Work to complete:
• 1. In the article on New Year's resolution training plans below, rewrite the paragraph beginning "The key to not letting those goals slip by you" in one shorter sentence that keeps its main points.
• 2. Extend the article on New Year's resolution training plans below, picking up right after its last sentence.

Topics: motivation group training accountability challenge 5k Mini-Marathon Training Program personality type introvert

Steps to Create Your 2017 New Year’s Resolution Training Plan

ThinkstockPhotos-523286853.jpgIt seems nearly impossible that the holidays have crept upon us already! And not just that, but those dreaded New Year’s resolutions that loom over our heads are just around the corner. But with the right plan in place, we can look at those resolutions as something exciting: a reset to get focused and to really accomplish something this year.

The key to not letting those goals slip by you and hit you on the backside is to have a plan in place that sets you up for success and not failure. A good, solid strategy that has been thought through early enough will get you where you want to be.

5 Simple Steps to Your New Training Plan

Here are 5 simple steps to help you set your New Year’s resolution.

Information shown:
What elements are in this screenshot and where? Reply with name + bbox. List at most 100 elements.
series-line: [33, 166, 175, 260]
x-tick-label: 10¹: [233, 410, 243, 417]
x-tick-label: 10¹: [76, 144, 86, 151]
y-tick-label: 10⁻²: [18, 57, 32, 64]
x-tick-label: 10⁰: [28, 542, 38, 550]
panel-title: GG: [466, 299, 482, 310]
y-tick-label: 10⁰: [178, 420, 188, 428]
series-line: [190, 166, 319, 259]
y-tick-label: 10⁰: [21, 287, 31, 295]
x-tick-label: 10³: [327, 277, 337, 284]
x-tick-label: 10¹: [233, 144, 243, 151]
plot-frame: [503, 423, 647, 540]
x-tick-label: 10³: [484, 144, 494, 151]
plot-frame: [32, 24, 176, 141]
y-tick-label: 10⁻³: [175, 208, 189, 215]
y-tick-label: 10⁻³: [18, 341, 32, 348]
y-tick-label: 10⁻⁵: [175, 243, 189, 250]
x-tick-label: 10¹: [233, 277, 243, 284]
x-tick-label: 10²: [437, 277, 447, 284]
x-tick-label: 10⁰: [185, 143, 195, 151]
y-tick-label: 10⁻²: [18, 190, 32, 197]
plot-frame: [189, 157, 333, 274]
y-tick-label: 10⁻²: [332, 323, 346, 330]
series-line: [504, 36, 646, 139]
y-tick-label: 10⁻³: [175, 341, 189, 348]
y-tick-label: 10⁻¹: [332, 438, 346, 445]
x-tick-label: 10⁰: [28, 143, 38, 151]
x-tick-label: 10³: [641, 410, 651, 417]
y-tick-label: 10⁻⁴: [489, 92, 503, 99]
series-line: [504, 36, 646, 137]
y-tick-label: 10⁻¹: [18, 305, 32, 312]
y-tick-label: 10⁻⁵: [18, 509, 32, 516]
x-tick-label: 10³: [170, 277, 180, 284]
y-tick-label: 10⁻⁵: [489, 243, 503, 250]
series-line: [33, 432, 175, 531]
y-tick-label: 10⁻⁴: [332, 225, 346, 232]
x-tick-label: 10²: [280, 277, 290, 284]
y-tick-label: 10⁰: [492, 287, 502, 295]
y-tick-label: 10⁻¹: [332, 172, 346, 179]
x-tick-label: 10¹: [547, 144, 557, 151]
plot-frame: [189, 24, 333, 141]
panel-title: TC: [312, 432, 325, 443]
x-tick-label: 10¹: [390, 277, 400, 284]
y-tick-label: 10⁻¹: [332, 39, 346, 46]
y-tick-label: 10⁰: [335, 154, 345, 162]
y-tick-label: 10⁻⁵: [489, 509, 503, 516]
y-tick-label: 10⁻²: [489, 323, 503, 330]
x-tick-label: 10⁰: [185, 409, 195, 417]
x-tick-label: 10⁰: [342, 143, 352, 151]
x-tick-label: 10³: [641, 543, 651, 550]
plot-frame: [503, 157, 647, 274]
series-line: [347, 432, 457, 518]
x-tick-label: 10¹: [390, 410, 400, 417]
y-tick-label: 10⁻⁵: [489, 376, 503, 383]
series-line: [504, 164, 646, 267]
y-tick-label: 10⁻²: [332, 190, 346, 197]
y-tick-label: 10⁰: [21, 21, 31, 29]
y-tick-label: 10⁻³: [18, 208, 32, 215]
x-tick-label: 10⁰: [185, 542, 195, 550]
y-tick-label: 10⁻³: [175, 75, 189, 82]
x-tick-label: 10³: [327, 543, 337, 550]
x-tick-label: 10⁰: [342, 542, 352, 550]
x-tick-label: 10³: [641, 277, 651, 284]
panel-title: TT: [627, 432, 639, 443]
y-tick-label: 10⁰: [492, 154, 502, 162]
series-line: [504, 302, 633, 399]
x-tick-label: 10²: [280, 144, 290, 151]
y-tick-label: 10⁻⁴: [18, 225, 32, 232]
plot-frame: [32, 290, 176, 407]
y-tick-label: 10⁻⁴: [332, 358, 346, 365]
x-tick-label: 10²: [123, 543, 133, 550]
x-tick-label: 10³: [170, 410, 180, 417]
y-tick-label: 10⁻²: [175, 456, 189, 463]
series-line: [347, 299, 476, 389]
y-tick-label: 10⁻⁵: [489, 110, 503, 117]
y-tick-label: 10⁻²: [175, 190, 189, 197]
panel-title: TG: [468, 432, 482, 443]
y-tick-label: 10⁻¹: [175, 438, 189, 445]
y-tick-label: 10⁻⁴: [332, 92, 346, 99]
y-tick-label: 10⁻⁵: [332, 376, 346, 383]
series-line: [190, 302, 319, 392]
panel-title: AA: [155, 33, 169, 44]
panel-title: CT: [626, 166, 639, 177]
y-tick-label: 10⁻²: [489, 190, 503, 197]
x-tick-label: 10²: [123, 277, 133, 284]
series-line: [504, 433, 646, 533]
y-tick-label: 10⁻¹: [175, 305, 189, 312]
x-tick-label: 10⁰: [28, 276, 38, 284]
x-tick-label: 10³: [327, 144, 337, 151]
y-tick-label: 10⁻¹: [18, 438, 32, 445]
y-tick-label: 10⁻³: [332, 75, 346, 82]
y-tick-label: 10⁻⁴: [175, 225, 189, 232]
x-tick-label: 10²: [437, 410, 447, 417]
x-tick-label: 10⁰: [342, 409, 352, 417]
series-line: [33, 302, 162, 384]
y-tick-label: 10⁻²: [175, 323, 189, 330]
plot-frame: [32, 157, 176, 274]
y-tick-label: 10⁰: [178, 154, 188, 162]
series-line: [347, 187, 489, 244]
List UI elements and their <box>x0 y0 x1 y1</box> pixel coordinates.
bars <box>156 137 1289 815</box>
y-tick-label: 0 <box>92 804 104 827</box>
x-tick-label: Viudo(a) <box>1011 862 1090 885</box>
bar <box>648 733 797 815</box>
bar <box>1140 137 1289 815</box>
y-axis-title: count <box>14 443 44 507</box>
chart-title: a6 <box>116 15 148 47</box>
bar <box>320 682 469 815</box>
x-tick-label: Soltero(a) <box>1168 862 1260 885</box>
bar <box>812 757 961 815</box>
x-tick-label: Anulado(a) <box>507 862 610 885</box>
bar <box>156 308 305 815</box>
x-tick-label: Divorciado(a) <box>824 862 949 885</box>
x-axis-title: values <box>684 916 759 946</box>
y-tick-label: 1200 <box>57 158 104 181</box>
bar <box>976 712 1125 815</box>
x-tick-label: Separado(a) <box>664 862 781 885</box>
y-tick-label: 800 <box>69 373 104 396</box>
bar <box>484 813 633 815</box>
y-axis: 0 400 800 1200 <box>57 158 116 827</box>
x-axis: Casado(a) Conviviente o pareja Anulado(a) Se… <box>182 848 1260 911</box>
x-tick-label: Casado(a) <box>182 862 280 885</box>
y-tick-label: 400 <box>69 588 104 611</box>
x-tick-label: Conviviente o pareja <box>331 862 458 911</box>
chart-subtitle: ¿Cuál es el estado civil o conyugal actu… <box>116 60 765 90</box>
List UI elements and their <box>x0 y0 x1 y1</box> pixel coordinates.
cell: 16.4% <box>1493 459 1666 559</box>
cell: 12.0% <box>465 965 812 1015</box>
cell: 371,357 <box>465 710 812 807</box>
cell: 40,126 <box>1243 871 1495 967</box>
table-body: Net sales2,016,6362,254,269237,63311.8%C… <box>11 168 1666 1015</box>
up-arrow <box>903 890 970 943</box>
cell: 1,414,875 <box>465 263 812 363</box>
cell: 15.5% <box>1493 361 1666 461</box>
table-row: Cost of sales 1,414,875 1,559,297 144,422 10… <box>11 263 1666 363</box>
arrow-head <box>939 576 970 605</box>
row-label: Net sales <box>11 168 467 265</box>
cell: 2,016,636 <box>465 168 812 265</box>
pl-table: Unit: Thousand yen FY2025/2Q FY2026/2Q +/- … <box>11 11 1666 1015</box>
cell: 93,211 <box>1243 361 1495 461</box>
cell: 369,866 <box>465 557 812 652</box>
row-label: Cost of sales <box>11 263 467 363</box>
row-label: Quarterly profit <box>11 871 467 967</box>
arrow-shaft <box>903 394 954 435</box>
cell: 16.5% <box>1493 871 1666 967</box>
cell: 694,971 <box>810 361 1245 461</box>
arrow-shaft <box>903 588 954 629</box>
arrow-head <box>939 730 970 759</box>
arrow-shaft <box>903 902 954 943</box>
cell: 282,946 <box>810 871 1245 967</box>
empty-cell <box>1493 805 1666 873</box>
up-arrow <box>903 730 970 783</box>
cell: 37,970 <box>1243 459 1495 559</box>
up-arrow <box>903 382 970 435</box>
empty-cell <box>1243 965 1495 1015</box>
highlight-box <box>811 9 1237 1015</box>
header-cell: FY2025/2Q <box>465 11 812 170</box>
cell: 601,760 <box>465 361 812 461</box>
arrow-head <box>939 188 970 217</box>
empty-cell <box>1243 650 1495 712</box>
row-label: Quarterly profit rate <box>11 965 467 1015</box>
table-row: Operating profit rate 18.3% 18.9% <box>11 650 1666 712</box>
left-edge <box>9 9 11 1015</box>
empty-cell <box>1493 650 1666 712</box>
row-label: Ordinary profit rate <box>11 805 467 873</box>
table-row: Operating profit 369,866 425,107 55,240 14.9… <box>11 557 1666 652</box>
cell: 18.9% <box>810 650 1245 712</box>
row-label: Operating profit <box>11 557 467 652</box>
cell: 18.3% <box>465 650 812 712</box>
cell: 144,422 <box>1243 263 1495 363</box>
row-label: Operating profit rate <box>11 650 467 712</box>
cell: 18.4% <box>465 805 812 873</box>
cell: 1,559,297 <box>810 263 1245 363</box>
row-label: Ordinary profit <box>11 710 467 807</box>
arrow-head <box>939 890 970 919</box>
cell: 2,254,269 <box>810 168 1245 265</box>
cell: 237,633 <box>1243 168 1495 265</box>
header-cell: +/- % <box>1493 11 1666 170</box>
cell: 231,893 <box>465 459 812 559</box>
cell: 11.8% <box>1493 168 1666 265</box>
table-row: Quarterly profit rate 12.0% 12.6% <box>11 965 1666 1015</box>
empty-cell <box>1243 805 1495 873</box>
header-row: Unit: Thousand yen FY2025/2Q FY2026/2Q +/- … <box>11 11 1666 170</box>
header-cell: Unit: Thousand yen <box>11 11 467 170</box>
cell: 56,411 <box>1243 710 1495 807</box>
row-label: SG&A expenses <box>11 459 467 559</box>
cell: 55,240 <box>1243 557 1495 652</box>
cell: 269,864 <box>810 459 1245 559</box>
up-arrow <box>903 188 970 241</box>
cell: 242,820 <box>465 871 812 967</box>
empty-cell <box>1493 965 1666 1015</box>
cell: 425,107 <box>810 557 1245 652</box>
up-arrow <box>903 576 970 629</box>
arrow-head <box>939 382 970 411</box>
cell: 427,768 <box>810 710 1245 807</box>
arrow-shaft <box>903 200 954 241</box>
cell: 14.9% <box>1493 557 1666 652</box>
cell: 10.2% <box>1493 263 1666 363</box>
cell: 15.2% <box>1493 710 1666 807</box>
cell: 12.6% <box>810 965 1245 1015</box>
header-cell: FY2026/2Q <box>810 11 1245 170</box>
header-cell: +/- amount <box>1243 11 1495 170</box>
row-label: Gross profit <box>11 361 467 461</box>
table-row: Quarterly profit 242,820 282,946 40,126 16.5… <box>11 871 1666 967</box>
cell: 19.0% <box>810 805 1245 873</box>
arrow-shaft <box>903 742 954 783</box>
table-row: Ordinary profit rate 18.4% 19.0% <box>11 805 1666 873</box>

Task answers:
• 1. To keep your goals from slipping away, put a well-considered plan in place early that sets you up for success rather than failure.

• 2.
  • Figure out your goal. What is it that you really want to accomplish in your health and fitness this year? Take some time to really hash out what you truly want to do. Maybe it’s finally committing to that first half marathon, setting a new PR in your deadlift, or simply being consistent and getting to the gym three times a week. Whatever it is, make sure your goal setting is attainable and realistic.
  • Make a plan. Once you have figured out what is realistic, it’s time to make a plan. Figure out what tools you need in order to be successful and how you are going to do it. For example, do you need new running shoes, a fitness tracker like a Fitbit, or to hire a trainer? Once you have your plan in place, share it with someone. This will help you to stay accountable; whoever you share it with can check in on you to see how your progress is going.
  • Schedule it NOW! Like most things, if we don’t get them on the schedule we might as well just forget about it. Make sure that you set aside time in your weekly schedule so that you are not digging for time each day. If it’s in the schedule you are more apt to do it, so get it in there and don’t make compromises!
  • Get an accountability partner. One of the easiest ways to stay on track is if someone else is checking in on you. Find a person who can be this for you. Maybe it’s your spouse, best friend, or a coworker; or if you are lucky, you can find someone to meet you at the gym each day and don’t let them down! Be sure to fill them in on your goals, your plan, and your schedule.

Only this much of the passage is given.